* [STATED GOAL]: From the listing below, extract each line containing the string "type".

* [GIVEN RECORDS]:
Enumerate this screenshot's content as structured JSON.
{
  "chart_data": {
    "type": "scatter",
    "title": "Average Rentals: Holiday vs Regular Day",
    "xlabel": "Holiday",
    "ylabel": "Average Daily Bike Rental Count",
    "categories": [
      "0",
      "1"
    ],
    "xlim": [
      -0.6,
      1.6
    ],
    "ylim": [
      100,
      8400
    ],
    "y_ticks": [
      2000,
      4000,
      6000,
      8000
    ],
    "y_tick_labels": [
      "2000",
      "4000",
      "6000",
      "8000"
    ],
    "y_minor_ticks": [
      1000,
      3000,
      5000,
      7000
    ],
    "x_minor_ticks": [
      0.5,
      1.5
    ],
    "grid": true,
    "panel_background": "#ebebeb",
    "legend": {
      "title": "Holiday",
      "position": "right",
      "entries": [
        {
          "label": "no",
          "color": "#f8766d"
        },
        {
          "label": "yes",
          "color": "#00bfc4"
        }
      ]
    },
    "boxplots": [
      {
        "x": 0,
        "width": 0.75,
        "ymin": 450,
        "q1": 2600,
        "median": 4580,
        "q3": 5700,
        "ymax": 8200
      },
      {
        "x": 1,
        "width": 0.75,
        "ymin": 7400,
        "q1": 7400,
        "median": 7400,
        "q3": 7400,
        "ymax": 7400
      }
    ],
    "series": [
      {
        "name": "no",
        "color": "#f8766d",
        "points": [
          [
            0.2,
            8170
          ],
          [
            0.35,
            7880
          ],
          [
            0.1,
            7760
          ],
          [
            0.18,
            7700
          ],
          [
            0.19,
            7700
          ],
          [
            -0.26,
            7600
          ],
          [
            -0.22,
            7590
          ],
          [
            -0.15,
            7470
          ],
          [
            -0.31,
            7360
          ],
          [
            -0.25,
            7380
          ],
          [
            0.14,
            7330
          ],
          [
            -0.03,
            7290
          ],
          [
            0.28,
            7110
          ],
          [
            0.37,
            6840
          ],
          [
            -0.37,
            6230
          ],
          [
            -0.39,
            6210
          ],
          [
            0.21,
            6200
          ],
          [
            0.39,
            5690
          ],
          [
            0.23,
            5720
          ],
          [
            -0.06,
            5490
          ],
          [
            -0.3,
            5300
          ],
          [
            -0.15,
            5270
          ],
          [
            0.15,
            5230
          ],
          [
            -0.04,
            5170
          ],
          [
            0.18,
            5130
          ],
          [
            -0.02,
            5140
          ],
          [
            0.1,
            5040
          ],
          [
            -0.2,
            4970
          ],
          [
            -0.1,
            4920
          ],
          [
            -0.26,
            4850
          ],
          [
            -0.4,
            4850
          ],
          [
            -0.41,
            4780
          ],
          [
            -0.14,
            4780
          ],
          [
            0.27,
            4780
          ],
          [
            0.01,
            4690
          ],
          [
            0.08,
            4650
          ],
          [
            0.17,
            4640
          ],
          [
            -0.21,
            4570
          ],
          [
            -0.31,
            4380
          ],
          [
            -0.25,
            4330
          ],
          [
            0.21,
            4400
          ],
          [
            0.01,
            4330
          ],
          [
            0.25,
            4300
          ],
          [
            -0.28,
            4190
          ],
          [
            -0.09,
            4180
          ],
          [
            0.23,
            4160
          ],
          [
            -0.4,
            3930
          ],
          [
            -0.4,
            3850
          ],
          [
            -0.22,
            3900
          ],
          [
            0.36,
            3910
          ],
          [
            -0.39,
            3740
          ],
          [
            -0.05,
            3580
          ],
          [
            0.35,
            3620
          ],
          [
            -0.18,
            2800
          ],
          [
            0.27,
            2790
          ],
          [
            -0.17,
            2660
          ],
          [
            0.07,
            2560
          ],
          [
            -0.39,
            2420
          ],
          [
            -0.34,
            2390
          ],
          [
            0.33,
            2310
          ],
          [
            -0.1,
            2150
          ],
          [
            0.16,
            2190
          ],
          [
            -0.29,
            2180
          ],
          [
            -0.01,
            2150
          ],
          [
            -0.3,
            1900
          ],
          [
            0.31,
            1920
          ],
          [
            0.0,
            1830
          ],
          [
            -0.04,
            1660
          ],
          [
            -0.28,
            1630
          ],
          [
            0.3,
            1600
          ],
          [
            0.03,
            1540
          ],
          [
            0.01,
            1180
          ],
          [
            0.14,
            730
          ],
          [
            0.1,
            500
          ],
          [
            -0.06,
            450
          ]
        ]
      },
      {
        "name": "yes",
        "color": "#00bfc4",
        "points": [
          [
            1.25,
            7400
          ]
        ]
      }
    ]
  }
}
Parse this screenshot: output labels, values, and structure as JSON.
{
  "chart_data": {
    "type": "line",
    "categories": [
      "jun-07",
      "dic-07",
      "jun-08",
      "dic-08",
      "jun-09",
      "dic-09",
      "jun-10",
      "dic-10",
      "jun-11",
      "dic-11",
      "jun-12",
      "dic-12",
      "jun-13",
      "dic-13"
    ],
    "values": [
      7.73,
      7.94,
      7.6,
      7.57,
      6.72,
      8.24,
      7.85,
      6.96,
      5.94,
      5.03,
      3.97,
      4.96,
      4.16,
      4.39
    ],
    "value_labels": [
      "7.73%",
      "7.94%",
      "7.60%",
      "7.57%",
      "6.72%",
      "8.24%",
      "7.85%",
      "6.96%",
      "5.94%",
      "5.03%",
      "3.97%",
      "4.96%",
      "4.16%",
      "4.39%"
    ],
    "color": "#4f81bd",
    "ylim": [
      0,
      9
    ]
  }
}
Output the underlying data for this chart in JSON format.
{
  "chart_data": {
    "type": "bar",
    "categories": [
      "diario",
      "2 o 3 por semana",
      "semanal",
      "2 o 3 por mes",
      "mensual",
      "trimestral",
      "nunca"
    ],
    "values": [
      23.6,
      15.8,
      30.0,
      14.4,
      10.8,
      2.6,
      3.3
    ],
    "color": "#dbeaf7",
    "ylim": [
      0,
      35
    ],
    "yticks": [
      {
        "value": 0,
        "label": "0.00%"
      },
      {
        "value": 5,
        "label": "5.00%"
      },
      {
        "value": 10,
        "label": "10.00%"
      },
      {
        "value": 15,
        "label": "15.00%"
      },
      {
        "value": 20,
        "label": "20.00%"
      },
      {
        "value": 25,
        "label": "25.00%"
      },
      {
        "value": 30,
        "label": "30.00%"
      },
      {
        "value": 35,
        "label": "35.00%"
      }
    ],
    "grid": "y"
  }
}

--

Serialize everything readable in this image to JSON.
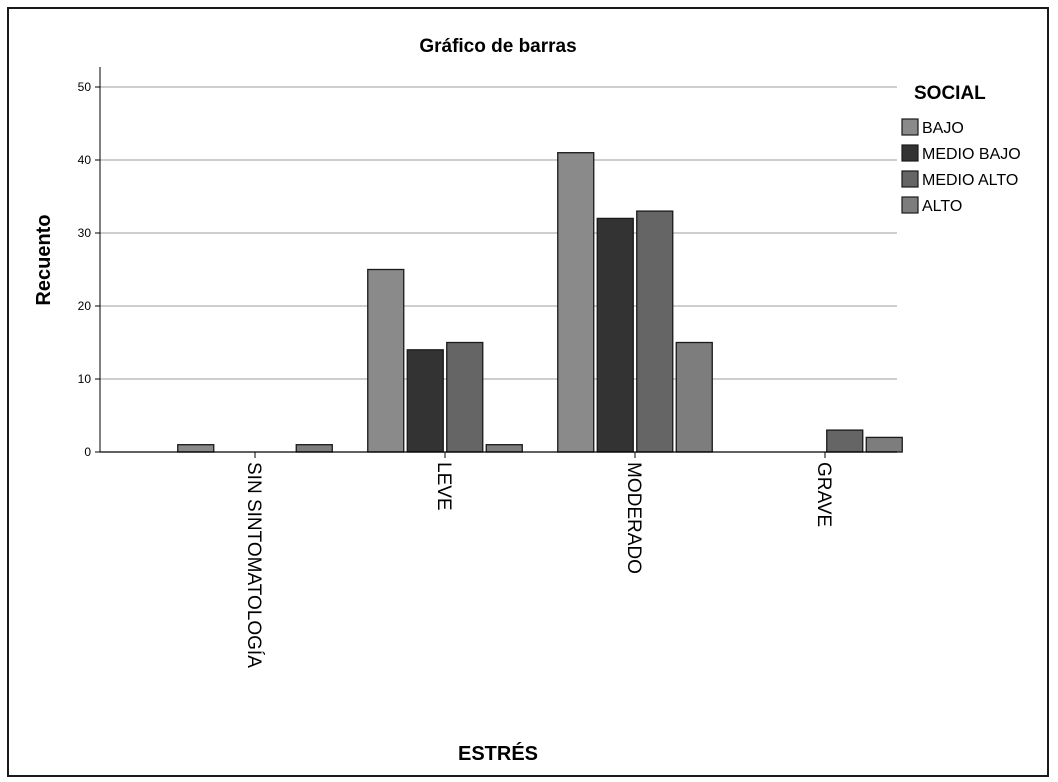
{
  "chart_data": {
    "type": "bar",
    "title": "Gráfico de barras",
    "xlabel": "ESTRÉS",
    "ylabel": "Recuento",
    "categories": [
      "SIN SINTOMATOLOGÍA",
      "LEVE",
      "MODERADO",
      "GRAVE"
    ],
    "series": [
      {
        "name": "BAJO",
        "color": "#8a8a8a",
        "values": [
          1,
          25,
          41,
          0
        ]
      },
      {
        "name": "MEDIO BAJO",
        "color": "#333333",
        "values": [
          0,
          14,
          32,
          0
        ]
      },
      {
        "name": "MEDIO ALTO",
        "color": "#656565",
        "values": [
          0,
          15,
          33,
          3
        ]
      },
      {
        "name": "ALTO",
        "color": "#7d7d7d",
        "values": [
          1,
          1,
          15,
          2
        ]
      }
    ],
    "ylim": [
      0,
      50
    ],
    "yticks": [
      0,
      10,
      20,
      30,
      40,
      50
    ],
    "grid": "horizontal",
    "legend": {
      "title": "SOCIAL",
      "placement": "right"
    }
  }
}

* [WRITTEN SOLUTION]:
    "type": "scatter",
    "type": "line",
    "type": "bar",
    "type": "bar",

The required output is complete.